All lines in the data bearing the string "title" should be identified and copied.
═══ SOURCE MATERIAL
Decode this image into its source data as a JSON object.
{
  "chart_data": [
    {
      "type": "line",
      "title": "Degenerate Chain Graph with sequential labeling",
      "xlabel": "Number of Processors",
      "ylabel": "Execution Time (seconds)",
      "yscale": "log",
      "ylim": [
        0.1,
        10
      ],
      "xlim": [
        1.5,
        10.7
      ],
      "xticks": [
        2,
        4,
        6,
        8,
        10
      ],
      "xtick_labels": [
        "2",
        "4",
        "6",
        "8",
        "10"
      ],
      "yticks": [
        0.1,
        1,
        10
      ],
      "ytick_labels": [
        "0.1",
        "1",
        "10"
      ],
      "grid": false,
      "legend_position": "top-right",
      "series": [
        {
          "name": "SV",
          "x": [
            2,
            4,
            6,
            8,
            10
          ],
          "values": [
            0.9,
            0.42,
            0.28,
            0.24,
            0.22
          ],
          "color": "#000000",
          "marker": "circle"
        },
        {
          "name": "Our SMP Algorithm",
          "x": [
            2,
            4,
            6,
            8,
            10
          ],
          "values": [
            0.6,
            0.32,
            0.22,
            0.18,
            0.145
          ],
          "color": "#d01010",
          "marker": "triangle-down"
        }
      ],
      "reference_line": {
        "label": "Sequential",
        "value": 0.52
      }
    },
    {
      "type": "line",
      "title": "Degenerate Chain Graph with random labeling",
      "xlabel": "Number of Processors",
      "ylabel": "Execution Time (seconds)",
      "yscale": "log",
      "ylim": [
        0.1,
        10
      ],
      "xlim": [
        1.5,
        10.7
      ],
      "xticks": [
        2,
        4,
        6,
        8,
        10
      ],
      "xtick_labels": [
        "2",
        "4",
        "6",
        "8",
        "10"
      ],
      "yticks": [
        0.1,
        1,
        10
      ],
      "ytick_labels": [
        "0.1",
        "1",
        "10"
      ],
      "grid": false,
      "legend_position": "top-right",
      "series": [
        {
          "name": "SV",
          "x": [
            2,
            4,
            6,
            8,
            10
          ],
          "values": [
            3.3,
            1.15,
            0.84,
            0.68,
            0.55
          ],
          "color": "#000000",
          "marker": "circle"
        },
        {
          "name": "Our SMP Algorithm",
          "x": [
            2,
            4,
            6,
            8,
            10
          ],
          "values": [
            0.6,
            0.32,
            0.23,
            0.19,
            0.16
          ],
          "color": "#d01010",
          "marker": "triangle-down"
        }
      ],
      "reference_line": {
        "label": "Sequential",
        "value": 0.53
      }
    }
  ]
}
══════
■ RESPONSE TO THIS TASK ■
      "title": "Degenerate Chain Graph with sequential labeling",
      "title": "Degenerate Chain Graph with random labeling",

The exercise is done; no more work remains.